Restate the data word for word and leave the images out.

--- START OF EXCERPTED DATA ---

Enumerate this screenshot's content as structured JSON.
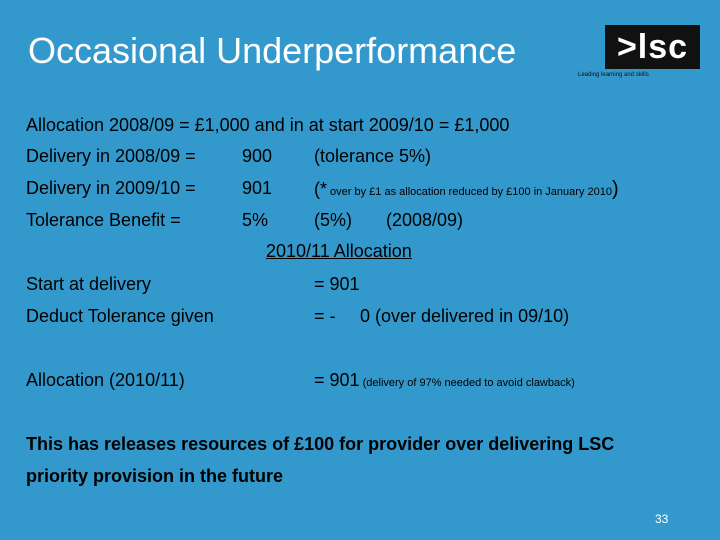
{
  "title": "Occasional Underperformance",
  "logo": {
    "mark": ">lsc",
    "tagline": "Leading learning and skills"
  },
  "allocation_line": "Allocation 2008/09 = £1,000 and in at start 2009/10 = £1,000",
  "rows": [
    {
      "label": "Delivery in 2008/09 =",
      "value": "900",
      "note": "(tolerance 5%)"
    },
    {
      "label": "Delivery in 2009/10 =",
      "value": "901",
      "note_prefix": "(*",
      "note_small": " over by £1 as allocation reduced by £100 in January 2010",
      "note_suffix": ")"
    },
    {
      "label": "Tolerance Benefit =",
      "value": "5%",
      "note": "(5%)",
      "note2": "(2008/09)"
    }
  ],
  "section_heading": "2010/11 Allocation",
  "calc": [
    {
      "label": "Start at delivery",
      "value": "=  901"
    },
    {
      "label": "Deduct Tolerance given",
      "value": "= -",
      "detail": "0 (over delivered in 09/10)"
    },
    {
      "label": "Allocation (2010/11)",
      "value": "= 901",
      "detail_small": " (delivery of 97% needed to avoid clawback)"
    }
  ],
  "conclusion_line1": "This has releases resources of £100 for provider over delivering LSC",
  "conclusion_line2": "priority provision in the future",
  "page_number": "33"
}
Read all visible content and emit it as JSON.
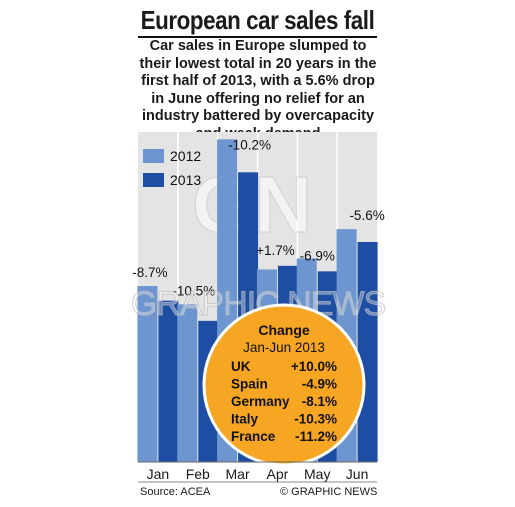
{
  "header": {
    "title": "European car sales fall",
    "subtitle_lines": [
      "Car sales in Europe slumped to",
      "their lowest total in 20 years in the",
      "first half of 2013, with a 5.6% drop",
      "in June offering no relief for an",
      "industry battered by overcapacity",
      "and weak demand"
    ]
  },
  "chart_data": {
    "type": "bar",
    "categories": [
      "Jan",
      "Feb",
      "Mar",
      "Apr",
      "May",
      "Jun"
    ],
    "series": [
      {
        "name": "2012",
        "color": "#6d95cf",
        "values": [
          0.96,
          0.86,
          1.76,
          1.05,
          1.11,
          1.27
        ]
      },
      {
        "name": "2013",
        "color": "#1d4ea3",
        "values": [
          0.88,
          0.77,
          1.58,
          1.07,
          1.04,
          1.2
        ]
      }
    ],
    "bar_labels": [
      "-8.7%",
      "-10.5%",
      "-10.2%",
      "+1.7%",
      "-6.9%",
      "-5.6%"
    ],
    "ylim": [
      0,
      1.8
    ],
    "grid": true,
    "legend": "top-left",
    "colors": {
      "plot_bg": "#e4e4e4",
      "grid": "#ffffff",
      "badge": "#f6a623"
    }
  },
  "change_badge": {
    "title": "Change",
    "period": "Jan-Jun 2013",
    "rows": [
      {
        "country": "UK",
        "value": "+10.0%"
      },
      {
        "country": "Spain",
        "value": "-4.9%"
      },
      {
        "country": "Germany",
        "value": "-8.1%"
      },
      {
        "country": "Italy",
        "value": "-10.3%"
      },
      {
        "country": "France",
        "value": "-11.2%"
      }
    ]
  },
  "footer": {
    "source": "Source: ACEA",
    "credit": "© GRAPHIC NEWS"
  },
  "watermark": {
    "monogram": "GN",
    "text": "GRAPHIC NEWS"
  }
}
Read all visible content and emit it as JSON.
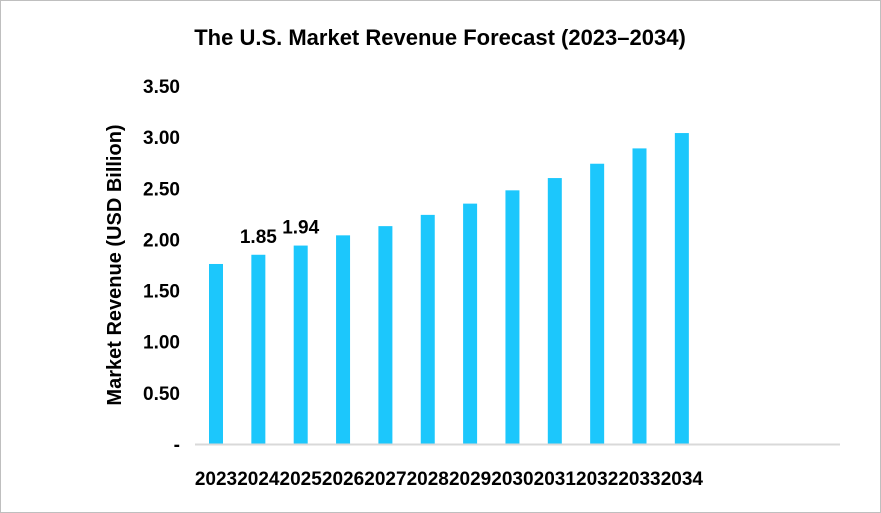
{
  "chart_data": {
    "type": "bar",
    "title": "The U.S. Market Revenue Forecast (2023–2034)",
    "xlabel": "",
    "ylabel": "Market Revenue (USD Billion)",
    "categories": [
      "2023",
      "2024",
      "2025",
      "2026",
      "2027",
      "2028",
      "2029",
      "2030",
      "2031",
      "2032",
      "2033",
      "2034"
    ],
    "values": [
      1.76,
      1.85,
      1.94,
      2.04,
      2.13,
      2.24,
      2.35,
      2.48,
      2.6,
      2.74,
      2.89,
      3.04
    ],
    "data_labels": [
      {
        "category": "2024",
        "text": "1.85"
      },
      {
        "category": "2025",
        "text": "1.94"
      }
    ],
    "ylim": [
      0,
      3.5
    ],
    "yticks": [
      0,
      0.5,
      1.0,
      1.5,
      2.0,
      2.5,
      3.0,
      3.5
    ],
    "ytick_labels": [
      "-",
      "0.50",
      "1.00",
      "1.50",
      "2.00",
      "2.50",
      "3.00",
      "3.50"
    ],
    "grid": false,
    "legend": "none",
    "bar_color": "#1CC7FC",
    "axis_color": "#D9D9D9",
    "border_color": "#BFBFBF"
  }
}
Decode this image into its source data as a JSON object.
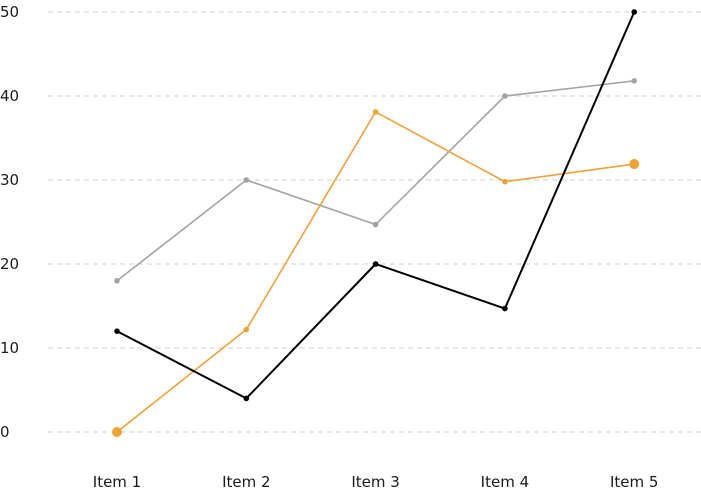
{
  "chart_data": {
    "type": "line",
    "title": "",
    "xlabel": "",
    "ylabel": "",
    "categories": [
      "Item 1",
      "Item 2",
      "Item 3",
      "Item 4",
      "Item 5"
    ],
    "ylim": [
      0,
      50
    ],
    "yticks": [
      0,
      10,
      20,
      30,
      40,
      50
    ],
    "grid": true,
    "legend": "none",
    "series": [
      {
        "values": [
          18,
          30,
          24.7,
          40,
          41.8
        ],
        "color": "#a3a3a3"
      },
      {
        "values": [
          0,
          12.2,
          38.1,
          29.8,
          31.9
        ],
        "color": "#f0a235"
      },
      {
        "values": [
          12,
          4,
          20,
          14.7,
          50
        ],
        "color": "#000000"
      }
    ]
  }
}
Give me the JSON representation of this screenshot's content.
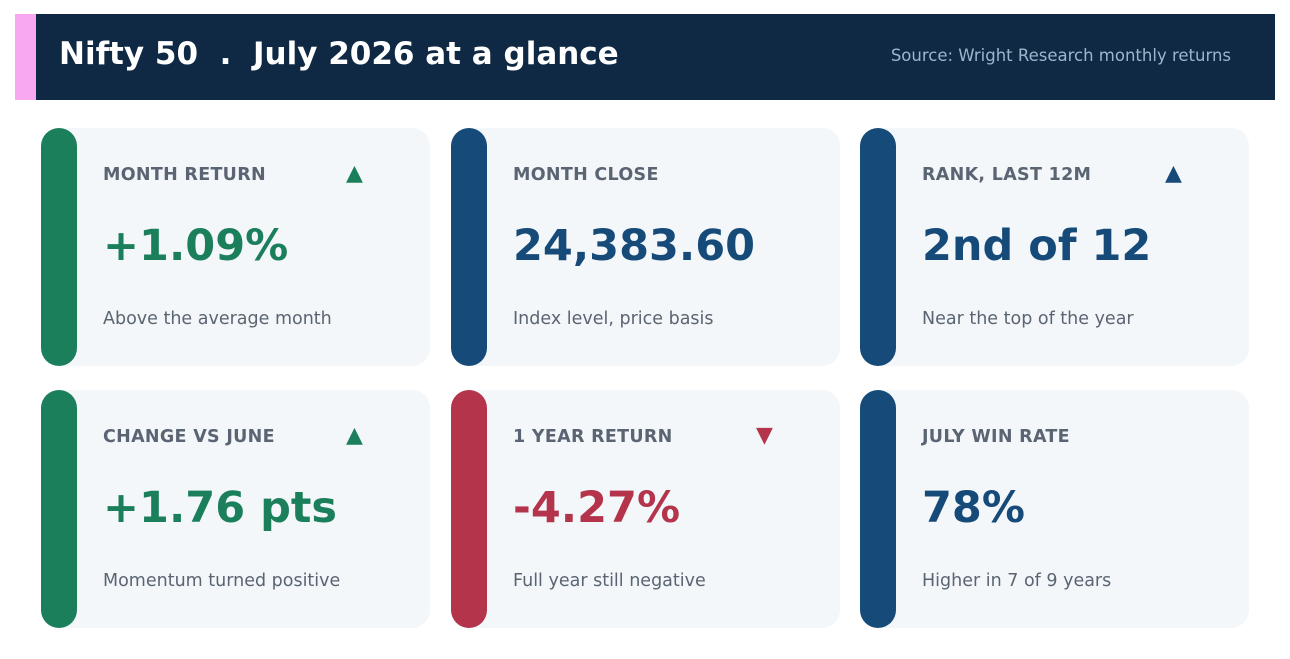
{
  "header": {
    "title": "Nifty 50  .  July 2026 at a glance",
    "source": "Source: Wright Research monthly returns"
  },
  "colors": {
    "header_bg": "#0f2944",
    "header_accent": "#f7a8f0",
    "positive": "#1c7f5c",
    "neutral": "#164a78",
    "negative": "#b3344b",
    "card_bg": "#f3f7fa",
    "muted_text": "#5b6472"
  },
  "cards": [
    {
      "label": "MONTH RETURN",
      "value": "+1.09%",
      "subtext": "Above the average month",
      "tone": "positive",
      "arrow": "▲",
      "arrow_icon": "triangle-up-icon"
    },
    {
      "label": "MONTH CLOSE",
      "value": "24,383.60",
      "subtext": "Index level, price basis",
      "tone": "neutral",
      "arrow": "",
      "arrow_icon": ""
    },
    {
      "label": "RANK, LAST 12M",
      "value": "2nd of 12",
      "subtext": "Near the top of the year",
      "tone": "neutral",
      "arrow": "▲",
      "arrow_icon": "triangle-up-icon"
    },
    {
      "label": "CHANGE VS JUNE",
      "value": "+1.76 pts",
      "subtext": "Momentum turned positive",
      "tone": "positive",
      "arrow": "▲",
      "arrow_icon": "triangle-up-icon"
    },
    {
      "label": "1 YEAR RETURN",
      "value": "-4.27%",
      "subtext": "Full year still negative",
      "tone": "negative",
      "arrow": "▼",
      "arrow_icon": "triangle-down-icon"
    },
    {
      "label": "JULY WIN RATE",
      "value": "78%",
      "subtext": "Higher in 7 of 9 years",
      "tone": "neutral",
      "arrow": "",
      "arrow_icon": ""
    }
  ]
}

--- END OF EXCERPTED DATA ---

TASK RESULT
Enumerate this screenshot's content as structured JSON.
{
  "title": "Occasional Underperformance",
  "logo": {
    "mark": ">lsc",
    "tagline": "Leading learning and skills"
  },
  "allocation_line": "Allocation 2008/09 = £1,000 and in at start 2009/10 = £1,000",
  "rows": [
    {
      "label": "Delivery in 2008/09 =",
      "value": "900",
      "note": "(tolerance 5%)"
    },
    {
      "label": "Delivery in 2009/10 =",
      "value": "901",
      "note_prefix": "(*",
      "note_small": " over by £1 as allocation reduced by £100 in January 2010",
      "note_suffix": ")"
    },
    {
      "label": "Tolerance Benefit =",
      "value": "5%",
      "note": "(5%)",
      "note2": "(2008/09)"
    }
  ],
  "section_heading": "2010/11 Allocation",
  "calc": [
    {
      "label": "Start at delivery",
      "value": "=  901"
    },
    {
      "label": "Deduct Tolerance given",
      "value": "= -",
      "detail": "0 (over delivered in 09/10)"
    },
    {
      "label": "Allocation (2010/11)",
      "value": "= 901",
      "detail_small": " (delivery of 97% needed to avoid clawback)"
    }
  ],
  "conclusion_line1": "This has releases resources of £100 for provider over delivering LSC",
  "conclusion_line2": "priority provision in the future",
  "page_number": "33"
}
Read all visible content and emit it as JSON.
{
  "header": {
    "title": "European car sales fall",
    "subtitle_lines": [
      "Car sales in Europe slumped to",
      "their lowest total in 20 years in the",
      "first half of 2013, with a 5.6% drop",
      "in June offering no relief for an",
      "industry battered by overcapacity",
      "and weak demand"
    ]
  },
  "chart_data": {
    "type": "bar",
    "categories": [
      "Jan",
      "Feb",
      "Mar",
      "Apr",
      "May",
      "Jun"
    ],
    "series": [
      {
        "name": "2012",
        "color": "#6d95cf",
        "values": [
          0.96,
          0.86,
          1.76,
          1.05,
          1.11,
          1.27
        ]
      },
      {
        "name": "2013",
        "color": "#1d4ea3",
        "values": [
          0.88,
          0.77,
          1.58,
          1.07,
          1.04,
          1.2
        ]
      }
    ],
    "bar_labels": [
      "-8.7%",
      "-10.5%",
      "-10.2%",
      "+1.7%",
      "-6.9%",
      "-5.6%"
    ],
    "ylim": [
      0,
      1.8
    ],
    "grid": true,
    "legend": "top-left",
    "colors": {
      "plot_bg": "#e4e4e4",
      "grid": "#ffffff",
      "badge": "#f6a623"
    }
  },
  "change_badge": {
    "title": "Change",
    "period": "Jan-Jun 2013",
    "rows": [
      {
        "country": "UK",
        "value": "+10.0%"
      },
      {
        "country": "Spain",
        "value": "-4.9%"
      },
      {
        "country": "Germany",
        "value": "-8.1%"
      },
      {
        "country": "Italy",
        "value": "-10.3%"
      },
      {
        "country": "France",
        "value": "-11.2%"
      }
    ]
  },
  "footer": {
    "source": "Source: ACEA",
    "credit": "© GRAPHIC NEWS"
  },
  "watermark": {
    "monogram": "GN",
    "text": "GRAPHIC NEWS"
  }
}
Read all visible content and emit it as JSON.
{
  "chart_data": {
    "type": "bar",
    "title": "The U.S. Market Revenue Forecast (2023–2034)",
    "xlabel": "",
    "ylabel": "Market Revenue (USD Billion)",
    "categories": [
      "2023",
      "2024",
      "2025",
      "2026",
      "2027",
      "2028",
      "2029",
      "2030",
      "2031",
      "2032",
      "2033",
      "2034"
    ],
    "values": [
      1.76,
      1.85,
      1.94,
      2.04,
      2.13,
      2.24,
      2.35,
      2.48,
      2.6,
      2.74,
      2.89,
      3.04
    ],
    "data_labels": [
      {
        "category": "2024",
        "text": "1.85"
      },
      {
        "category": "2025",
        "text": "1.94"
      }
    ],
    "ylim": [
      0,
      3.5
    ],
    "yticks": [
      0,
      0.5,
      1.0,
      1.5,
      2.0,
      2.5,
      3.0,
      3.5
    ],
    "ytick_labels": [
      "-",
      "0.50",
      "1.00",
      "1.50",
      "2.00",
      "2.50",
      "3.00",
      "3.50"
    ],
    "grid": false,
    "legend": "none",
    "bar_color": "#1CC7FC",
    "axis_color": "#D9D9D9",
    "border_color": "#BFBFBF"
  }
}
Decode this image into its source data as a JSON object.
{
  "chart_data": {
    "type": "line",
    "title": "",
    "xlabel": "",
    "ylabel": "",
    "categories": [
      "Item 1",
      "Item 2",
      "Item 3",
      "Item 4",
      "Item 5"
    ],
    "ylim": [
      0,
      50
    ],
    "yticks": [
      0,
      10,
      20,
      30,
      40,
      50
    ],
    "grid": true,
    "legend": "none",
    "series": [
      {
        "values": [
          18,
          30,
          24.7,
          40,
          41.8
        ],
        "color": "#a3a3a3"
      },
      {
        "values": [
          0,
          12.2,
          38.1,
          29.8,
          31.9
        ],
        "color": "#f0a235"
      },
      {
        "values": [
          12,
          4,
          20,
          14.7,
          50
        ],
        "color": "#000000"
      }
    ]
  }
}
Give me the JSON representation of this screenshot's content.
{
  "header": {
    "title": "Nifty 50  .  July 2026 at a glance",
    "source": "Source: Wright Research monthly returns"
  },
  "colors": {
    "header_bg": "#0f2944",
    "header_accent": "#f7a8f0",
    "positive": "#1c7f5c",
    "neutral": "#164a78",
    "negative": "#b3344b",
    "card_bg": "#f3f7fa",
    "muted_text": "#5b6472"
  },
  "cards": [
    {
      "label": "MONTH RETURN",
      "value": "+1.09%",
      "subtext": "Above the average month",
      "tone": "positive",
      "arrow": "▲",
      "arrow_icon": "triangle-up-icon"
    },
    {
      "label": "MONTH CLOSE",
      "value": "24,383.60",
      "subtext": "Index level, price basis",
      "tone": "neutral",
      "arrow": "",
      "arrow_icon": ""
    },
    {
      "label": "RANK, LAST 12M",
      "value": "2nd of 12",
      "subtext": "Near the top of the year",
      "tone": "neutral",
      "arrow": "▲",
      "arrow_icon": "triangle-up-icon"
    },
    {
      "label": "CHANGE VS JUNE",
      "value": "+1.76 pts",
      "subtext": "Momentum turned positive",
      "tone": "positive",
      "arrow": "▲",
      "arrow_icon": "triangle-up-icon"
    },
    {
      "label": "1 YEAR RETURN",
      "value": "-4.27%",
      "subtext": "Full year still negative",
      "tone": "negative",
      "arrow": "▼",
      "arrow_icon": "triangle-down-icon"
    },
    {
      "label": "JULY WIN RATE",
      "value": "78%",
      "subtext": "Higher in 7 of 9 years",
      "tone": "neutral",
      "arrow": "",
      "arrow_icon": ""
    }
  ]
}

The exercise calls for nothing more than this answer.